[Figure data in JSON]
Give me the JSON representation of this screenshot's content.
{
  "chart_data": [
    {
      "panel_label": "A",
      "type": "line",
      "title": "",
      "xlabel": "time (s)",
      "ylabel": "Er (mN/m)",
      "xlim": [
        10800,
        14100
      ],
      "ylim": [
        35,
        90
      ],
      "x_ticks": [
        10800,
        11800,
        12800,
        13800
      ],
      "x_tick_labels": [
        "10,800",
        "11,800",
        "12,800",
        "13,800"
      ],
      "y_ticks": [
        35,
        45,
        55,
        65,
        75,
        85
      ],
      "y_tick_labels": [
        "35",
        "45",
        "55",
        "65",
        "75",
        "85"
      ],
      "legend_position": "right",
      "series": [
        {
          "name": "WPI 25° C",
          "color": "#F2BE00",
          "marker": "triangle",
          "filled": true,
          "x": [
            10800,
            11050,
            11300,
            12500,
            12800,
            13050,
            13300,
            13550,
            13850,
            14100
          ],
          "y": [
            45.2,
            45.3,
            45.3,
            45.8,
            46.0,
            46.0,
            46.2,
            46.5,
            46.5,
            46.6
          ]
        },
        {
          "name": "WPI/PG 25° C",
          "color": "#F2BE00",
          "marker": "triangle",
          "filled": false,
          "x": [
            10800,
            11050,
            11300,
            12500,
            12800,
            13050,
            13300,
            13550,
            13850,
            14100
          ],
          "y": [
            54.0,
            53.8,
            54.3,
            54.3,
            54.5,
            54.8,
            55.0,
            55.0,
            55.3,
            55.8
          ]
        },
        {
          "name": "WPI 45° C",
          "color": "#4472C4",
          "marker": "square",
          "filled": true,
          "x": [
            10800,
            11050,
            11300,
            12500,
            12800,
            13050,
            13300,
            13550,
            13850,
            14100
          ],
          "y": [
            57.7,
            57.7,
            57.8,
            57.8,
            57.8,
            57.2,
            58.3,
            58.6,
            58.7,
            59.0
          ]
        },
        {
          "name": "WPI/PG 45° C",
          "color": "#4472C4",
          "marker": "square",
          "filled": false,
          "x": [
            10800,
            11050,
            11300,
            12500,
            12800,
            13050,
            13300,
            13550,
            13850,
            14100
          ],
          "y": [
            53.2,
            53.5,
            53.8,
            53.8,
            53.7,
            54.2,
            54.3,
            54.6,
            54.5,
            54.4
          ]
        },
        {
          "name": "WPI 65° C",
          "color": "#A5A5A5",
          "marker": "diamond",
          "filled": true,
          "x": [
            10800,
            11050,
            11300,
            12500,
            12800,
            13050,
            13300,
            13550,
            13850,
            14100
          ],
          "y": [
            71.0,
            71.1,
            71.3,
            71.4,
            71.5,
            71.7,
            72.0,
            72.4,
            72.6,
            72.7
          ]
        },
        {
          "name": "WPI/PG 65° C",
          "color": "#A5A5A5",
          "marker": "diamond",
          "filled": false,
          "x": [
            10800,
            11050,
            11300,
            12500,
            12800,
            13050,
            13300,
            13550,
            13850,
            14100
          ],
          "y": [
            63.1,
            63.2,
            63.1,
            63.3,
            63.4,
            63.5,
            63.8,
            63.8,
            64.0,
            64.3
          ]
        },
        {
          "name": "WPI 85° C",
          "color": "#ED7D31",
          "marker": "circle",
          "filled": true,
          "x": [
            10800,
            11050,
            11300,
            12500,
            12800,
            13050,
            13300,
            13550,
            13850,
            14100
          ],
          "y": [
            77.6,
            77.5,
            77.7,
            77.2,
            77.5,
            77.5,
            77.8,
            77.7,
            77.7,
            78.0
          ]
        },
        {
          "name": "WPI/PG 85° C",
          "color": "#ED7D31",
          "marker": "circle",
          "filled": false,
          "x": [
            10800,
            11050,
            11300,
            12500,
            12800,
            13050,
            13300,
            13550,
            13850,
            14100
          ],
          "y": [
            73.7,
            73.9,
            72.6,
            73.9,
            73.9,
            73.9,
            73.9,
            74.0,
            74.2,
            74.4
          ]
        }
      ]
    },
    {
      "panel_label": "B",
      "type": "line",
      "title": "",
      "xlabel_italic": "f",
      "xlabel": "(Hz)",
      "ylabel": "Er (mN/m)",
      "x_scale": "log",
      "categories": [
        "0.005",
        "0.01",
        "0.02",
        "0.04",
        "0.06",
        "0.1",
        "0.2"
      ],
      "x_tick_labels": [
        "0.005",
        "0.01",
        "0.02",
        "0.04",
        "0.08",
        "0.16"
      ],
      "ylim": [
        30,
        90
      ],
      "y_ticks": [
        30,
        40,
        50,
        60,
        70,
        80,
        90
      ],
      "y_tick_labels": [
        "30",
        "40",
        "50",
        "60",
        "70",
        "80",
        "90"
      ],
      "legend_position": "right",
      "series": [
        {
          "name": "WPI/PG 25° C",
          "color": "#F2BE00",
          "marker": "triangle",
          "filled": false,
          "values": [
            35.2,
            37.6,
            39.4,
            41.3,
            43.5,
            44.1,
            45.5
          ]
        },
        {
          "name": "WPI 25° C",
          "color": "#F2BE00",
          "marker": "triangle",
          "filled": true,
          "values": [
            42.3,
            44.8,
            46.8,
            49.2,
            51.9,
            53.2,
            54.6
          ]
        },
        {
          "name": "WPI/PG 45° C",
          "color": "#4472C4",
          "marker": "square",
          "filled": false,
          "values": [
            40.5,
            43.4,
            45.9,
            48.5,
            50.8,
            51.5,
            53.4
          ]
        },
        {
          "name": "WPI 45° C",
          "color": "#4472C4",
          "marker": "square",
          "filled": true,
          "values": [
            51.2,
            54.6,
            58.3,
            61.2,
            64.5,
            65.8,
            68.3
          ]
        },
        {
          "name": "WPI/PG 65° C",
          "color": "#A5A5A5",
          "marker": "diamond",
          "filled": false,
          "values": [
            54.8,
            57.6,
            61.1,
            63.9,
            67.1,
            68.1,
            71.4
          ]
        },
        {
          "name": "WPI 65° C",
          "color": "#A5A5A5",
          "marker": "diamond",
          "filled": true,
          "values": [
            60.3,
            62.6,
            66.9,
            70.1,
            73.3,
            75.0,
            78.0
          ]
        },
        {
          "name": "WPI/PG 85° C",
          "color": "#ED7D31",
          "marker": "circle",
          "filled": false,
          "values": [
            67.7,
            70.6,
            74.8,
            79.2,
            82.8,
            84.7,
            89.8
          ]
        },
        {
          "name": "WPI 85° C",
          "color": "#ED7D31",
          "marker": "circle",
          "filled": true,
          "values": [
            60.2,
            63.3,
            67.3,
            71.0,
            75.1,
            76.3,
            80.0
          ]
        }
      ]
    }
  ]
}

Task to complete
Type the material above out again, exactly.

Correct response
Give me the JSON representation of this screenshot's content.
{
  "chart_data": [
    {
      "panel_label": "A",
      "type": "line",
      "title": "",
      "xlabel": "time (s)",
      "ylabel": "Er (mN/m)",
      "xlim": [
        10800,
        14100
      ],
      "ylim": [
        35,
        90
      ],
      "x_ticks": [
        10800,
        11800,
        12800,
        13800
      ],
      "x_tick_labels": [
        "10,800",
        "11,800",
        "12,800",
        "13,800"
      ],
      "y_ticks": [
        35,
        45,
        55,
        65,
        75,
        85
      ],
      "y_tick_labels": [
        "35",
        "45",
        "55",
        "65",
        "75",
        "85"
      ],
      "legend_position": "right",
      "series": [
        {
          "name": "WPI 25° C",
          "color": "#F2BE00",
          "marker": "triangle",
          "filled": true,
          "x": [
            10800,
            11050,
            11300,
            12500,
            12800,
            13050,
            13300,
            13550,
            13850,
            14100
          ],
          "y": [
            45.2,
            45.3,
            45.3,
            45.8,
            46.0,
            46.0,
            46.2,
            46.5,
            46.5,
            46.6
          ]
        },
        {
          "name": "WPI/PG 25° C",
          "color": "#F2BE00",
          "marker": "triangle",
          "filled": false,
          "x": [
            10800,
            11050,
            11300,
            12500,
            12800,
            13050,
            13300,
            13550,
            13850,
            14100
          ],
          "y": [
            54.0,
            53.8,
            54.3,
            54.3,
            54.5,
            54.8,
            55.0,
            55.0,
            55.3,
            55.8
          ]
        },
        {
          "name": "WPI 45° C",
          "color": "#4472C4",
          "marker": "square",
          "filled": true,
          "x": [
            10800,
            11050,
            11300,
            12500,
            12800,
            13050,
            13300,
            13550,
            13850,
            14100
          ],
          "y": [
            57.7,
            57.7,
            57.8,
            57.8,
            57.8,
            57.2,
            58.3,
            58.6,
            58.7,
            59.0
          ]
        },
        {
          "name": "WPI/PG 45° C",
          "color": "#4472C4",
          "marker": "square",
          "filled": false,
          "x": [
            10800,
            11050,
            11300,
            12500,
            12800,
            13050,
            13300,
            13550,
            13850,
            14100
          ],
          "y": [
            53.2,
            53.5,
            53.8,
            53.8,
            53.7,
            54.2,
            54.3,
            54.6,
            54.5,
            54.4
          ]
        },
        {
          "name": "WPI 65° C",
          "color": "#A5A5A5",
          "marker": "diamond",
          "filled": true,
          "x": [
            10800,
            11050,
            11300,
            12500,
            12800,
            13050,
            13300,
            13550,
            13850,
            14100
          ],
          "y": [
            71.0,
            71.1,
            71.3,
            71.4,
            71.5,
            71.7,
            72.0,
            72.4,
            72.6,
            72.7
          ]
        },
        {
          "name": "WPI/PG 65° C",
          "color": "#A5A5A5",
          "marker": "diamond",
          "filled": false,
          "x": [
            10800,
            11050,
            11300,
            12500,
            12800,
            13050,
            13300,
            13550,
            13850,
            14100
          ],
          "y": [
            63.1,
            63.2,
            63.1,
            63.3,
            63.4,
            63.5,
            63.8,
            63.8,
            64.0,
            64.3
          ]
        },
        {
          "name": "WPI 85° C",
          "color": "#ED7D31",
          "marker": "circle",
          "filled": true,
          "x": [
            10800,
            11050,
            11300,
            12500,
            12800,
            13050,
            13300,
            13550,
            13850,
            14100
          ],
          "y": [
            77.6,
            77.5,
            77.7,
            77.2,
            77.5,
            77.5,
            77.8,
            77.7,
            77.7,
            78.0
          ]
        },
        {
          "name": "WPI/PG 85° C",
          "color": "#ED7D31",
          "marker": "circle",
          "filled": false,
          "x": [
            10800,
            11050,
            11300,
            12500,
            12800,
            13050,
            13300,
            13550,
            13850,
            14100
          ],
          "y": [
            73.7,
            73.9,
            72.6,
            73.9,
            73.9,
            73.9,
            73.9,
            74.0,
            74.2,
            74.4
          ]
        }
      ]
    },
    {
      "panel_label": "B",
      "type": "line",
      "title": "",
      "xlabel_italic": "f",
      "xlabel": "(Hz)",
      "ylabel": "Er (mN/m)",
      "x_scale": "log",
      "categories": [
        "0.005",
        "0.01",
        "0.02",
        "0.04",
        "0.06",
        "0.1",
        "0.2"
      ],
      "x_tick_labels": [
        "0.005",
        "0.01",
        "0.02",
        "0.04",
        "0.08",
        "0.16"
      ],
      "ylim": [
        30,
        90
      ],
      "y_ticks": [
        30,
        40,
        50,
        60,
        70,
        80,
        90
      ],
      "y_tick_labels": [
        "30",
        "40",
        "50",
        "60",
        "70",
        "80",
        "90"
      ],
      "legend_position": "right",
      "series": [
        {
          "name": "WPI/PG 25° C",
          "color": "#F2BE00",
          "marker": "triangle",
          "filled": false,
          "values": [
            35.2,
            37.6,
            39.4,
            41.3,
            43.5,
            44.1,
            45.5
          ]
        },
        {
          "name": "WPI 25° C",
          "color": "#F2BE00",
          "marker": "triangle",
          "filled": true,
          "values": [
            42.3,
            44.8,
            46.8,
            49.2,
            51.9,
            53.2,
            54.6
          ]
        },
        {
          "name": "WPI/PG 45° C",
          "color": "#4472C4",
          "marker": "square",
          "filled": false,
          "values": [
            40.5,
            43.4,
            45.9,
            48.5,
            50.8,
            51.5,
            53.4
          ]
        },
        {
          "name": "WPI 45° C",
          "color": "#4472C4",
          "marker": "square",
          "filled": true,
          "values": [
            51.2,
            54.6,
            58.3,
            61.2,
            64.5,
            65.8,
            68.3
          ]
        },
        {
          "name": "WPI/PG 65° C",
          "color": "#A5A5A5",
          "marker": "diamond",
          "filled": false,
          "values": [
            54.8,
            57.6,
            61.1,
            63.9,
            67.1,
            68.1,
            71.4
          ]
        },
        {
          "name": "WPI 65° C",
          "color": "#A5A5A5",
          "marker": "diamond",
          "filled": true,
          "values": [
            60.3,
            62.6,
            66.9,
            70.1,
            73.3,
            75.0,
            78.0
          ]
        },
        {
          "name": "WPI/PG 85° C",
          "color": "#ED7D31",
          "marker": "circle",
          "filled": false,
          "values": [
            67.7,
            70.6,
            74.8,
            79.2,
            82.8,
            84.7,
            89.8
          ]
        },
        {
          "name": "WPI 85° C",
          "color": "#ED7D31",
          "marker": "circle",
          "filled": true,
          "values": [
            60.2,
            63.3,
            67.3,
            71.0,
            75.1,
            76.3,
            80.0
          ]
        }
      ]
    }
  ]
}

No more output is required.